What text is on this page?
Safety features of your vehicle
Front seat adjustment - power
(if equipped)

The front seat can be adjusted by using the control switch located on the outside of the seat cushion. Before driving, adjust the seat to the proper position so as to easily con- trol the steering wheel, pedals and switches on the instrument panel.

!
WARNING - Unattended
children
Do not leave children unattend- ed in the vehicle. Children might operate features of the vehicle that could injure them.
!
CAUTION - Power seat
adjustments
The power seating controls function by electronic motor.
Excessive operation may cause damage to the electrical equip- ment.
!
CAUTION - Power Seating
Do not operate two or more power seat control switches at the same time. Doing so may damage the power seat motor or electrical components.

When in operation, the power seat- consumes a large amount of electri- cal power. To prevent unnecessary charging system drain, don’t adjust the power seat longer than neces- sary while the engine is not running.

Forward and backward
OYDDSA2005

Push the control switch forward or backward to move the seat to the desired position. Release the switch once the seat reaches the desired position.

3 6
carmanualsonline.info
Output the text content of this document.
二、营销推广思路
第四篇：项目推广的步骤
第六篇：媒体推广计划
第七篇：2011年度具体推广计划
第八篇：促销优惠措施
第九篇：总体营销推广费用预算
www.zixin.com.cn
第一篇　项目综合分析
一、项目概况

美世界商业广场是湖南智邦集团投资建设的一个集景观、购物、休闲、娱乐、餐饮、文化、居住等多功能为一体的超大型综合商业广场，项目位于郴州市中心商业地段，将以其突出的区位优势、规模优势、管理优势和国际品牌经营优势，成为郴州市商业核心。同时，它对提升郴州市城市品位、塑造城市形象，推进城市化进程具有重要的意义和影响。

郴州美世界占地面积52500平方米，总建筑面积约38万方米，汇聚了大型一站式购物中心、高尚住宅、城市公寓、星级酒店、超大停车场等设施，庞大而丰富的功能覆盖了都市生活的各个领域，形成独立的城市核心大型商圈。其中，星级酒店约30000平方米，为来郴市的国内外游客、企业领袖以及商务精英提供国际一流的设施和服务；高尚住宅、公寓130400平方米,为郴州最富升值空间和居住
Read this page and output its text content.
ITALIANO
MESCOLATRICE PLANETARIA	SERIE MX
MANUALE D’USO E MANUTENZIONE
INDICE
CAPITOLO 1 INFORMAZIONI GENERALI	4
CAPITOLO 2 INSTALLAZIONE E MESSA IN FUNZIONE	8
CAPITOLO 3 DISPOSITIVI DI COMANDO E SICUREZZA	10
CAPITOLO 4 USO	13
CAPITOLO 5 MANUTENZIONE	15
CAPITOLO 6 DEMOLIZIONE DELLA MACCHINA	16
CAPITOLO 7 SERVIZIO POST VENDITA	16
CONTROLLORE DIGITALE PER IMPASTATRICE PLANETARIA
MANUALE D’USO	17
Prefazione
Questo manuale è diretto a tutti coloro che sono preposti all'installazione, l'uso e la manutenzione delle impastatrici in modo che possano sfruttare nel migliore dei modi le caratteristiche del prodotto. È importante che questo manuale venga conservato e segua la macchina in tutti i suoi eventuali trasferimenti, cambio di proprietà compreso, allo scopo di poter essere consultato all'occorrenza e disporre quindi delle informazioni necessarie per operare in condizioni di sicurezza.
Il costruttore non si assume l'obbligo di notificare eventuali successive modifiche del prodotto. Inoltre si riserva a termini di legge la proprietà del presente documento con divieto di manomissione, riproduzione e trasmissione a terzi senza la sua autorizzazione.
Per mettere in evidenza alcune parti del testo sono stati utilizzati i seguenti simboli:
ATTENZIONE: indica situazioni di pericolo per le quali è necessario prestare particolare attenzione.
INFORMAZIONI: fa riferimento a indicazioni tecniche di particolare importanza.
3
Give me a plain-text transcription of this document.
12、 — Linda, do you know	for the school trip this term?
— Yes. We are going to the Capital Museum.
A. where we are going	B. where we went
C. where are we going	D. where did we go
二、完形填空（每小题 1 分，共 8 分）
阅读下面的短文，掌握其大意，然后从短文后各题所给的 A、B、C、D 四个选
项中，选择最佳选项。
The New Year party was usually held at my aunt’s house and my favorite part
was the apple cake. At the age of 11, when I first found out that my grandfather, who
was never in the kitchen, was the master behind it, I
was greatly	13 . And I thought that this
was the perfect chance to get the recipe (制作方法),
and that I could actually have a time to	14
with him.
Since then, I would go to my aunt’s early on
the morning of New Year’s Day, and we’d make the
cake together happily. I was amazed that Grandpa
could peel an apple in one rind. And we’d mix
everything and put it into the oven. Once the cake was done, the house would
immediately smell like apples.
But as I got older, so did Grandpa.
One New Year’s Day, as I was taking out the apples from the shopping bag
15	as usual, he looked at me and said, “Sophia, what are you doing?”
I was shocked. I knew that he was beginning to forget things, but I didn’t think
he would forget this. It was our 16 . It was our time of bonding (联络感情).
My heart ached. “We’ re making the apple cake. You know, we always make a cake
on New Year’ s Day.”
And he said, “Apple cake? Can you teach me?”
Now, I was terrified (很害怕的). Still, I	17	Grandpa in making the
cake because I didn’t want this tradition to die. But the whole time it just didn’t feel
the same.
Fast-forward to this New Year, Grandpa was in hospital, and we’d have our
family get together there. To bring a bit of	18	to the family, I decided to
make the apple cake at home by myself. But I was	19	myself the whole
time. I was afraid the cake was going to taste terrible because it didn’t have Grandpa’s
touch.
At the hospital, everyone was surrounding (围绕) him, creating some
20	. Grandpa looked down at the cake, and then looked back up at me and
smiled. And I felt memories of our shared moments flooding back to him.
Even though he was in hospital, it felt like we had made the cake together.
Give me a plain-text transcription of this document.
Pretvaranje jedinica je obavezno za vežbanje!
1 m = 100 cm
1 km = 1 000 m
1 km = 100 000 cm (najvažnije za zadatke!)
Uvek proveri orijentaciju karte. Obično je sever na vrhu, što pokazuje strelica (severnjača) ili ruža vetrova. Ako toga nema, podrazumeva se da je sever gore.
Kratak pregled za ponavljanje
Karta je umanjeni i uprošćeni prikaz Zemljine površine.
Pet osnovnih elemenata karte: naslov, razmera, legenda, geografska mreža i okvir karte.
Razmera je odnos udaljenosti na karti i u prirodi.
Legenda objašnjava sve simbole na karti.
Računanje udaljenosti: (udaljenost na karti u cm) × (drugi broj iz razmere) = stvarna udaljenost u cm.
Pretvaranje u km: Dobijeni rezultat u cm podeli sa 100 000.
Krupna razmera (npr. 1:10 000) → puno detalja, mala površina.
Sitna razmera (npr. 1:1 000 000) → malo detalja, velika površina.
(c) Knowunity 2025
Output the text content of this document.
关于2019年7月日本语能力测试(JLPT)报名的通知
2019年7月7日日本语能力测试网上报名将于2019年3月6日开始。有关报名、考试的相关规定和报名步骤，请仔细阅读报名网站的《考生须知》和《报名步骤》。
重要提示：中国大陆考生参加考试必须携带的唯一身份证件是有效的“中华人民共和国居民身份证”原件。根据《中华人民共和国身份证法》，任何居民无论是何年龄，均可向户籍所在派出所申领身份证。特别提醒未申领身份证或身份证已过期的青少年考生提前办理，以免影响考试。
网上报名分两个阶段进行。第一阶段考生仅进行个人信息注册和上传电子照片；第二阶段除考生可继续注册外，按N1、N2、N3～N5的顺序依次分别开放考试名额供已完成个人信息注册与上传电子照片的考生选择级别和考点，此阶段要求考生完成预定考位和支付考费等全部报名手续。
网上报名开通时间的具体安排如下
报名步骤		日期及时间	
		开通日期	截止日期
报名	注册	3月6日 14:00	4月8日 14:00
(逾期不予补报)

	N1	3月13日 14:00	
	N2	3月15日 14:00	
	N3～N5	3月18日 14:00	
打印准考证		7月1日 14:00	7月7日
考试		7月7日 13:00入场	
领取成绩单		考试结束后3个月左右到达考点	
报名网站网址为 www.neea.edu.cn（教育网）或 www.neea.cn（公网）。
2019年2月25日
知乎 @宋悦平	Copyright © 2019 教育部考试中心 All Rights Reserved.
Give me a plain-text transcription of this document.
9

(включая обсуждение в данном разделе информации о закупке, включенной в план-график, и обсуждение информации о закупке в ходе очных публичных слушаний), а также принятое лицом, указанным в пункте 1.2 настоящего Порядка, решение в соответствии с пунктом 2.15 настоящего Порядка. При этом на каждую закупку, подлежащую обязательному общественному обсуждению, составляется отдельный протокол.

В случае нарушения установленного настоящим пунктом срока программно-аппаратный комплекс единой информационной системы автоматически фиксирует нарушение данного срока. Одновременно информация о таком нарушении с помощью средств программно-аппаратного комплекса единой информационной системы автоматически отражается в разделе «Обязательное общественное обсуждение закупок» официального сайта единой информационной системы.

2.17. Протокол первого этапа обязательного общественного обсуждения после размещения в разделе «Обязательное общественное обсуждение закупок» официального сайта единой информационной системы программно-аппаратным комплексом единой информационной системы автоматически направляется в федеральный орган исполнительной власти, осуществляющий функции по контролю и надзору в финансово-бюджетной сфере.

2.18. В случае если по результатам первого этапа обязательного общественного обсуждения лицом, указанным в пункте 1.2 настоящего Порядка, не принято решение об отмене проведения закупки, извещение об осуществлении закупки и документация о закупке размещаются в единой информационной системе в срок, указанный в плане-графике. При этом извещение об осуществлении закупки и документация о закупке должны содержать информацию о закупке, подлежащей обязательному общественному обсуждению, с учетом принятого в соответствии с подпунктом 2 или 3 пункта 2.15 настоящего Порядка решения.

Exercise description: Search the preceding listing for "CAUTION" and extract every line where it is found.

Task answer:
CAUTION - Power seat
CAUTION - Power Seating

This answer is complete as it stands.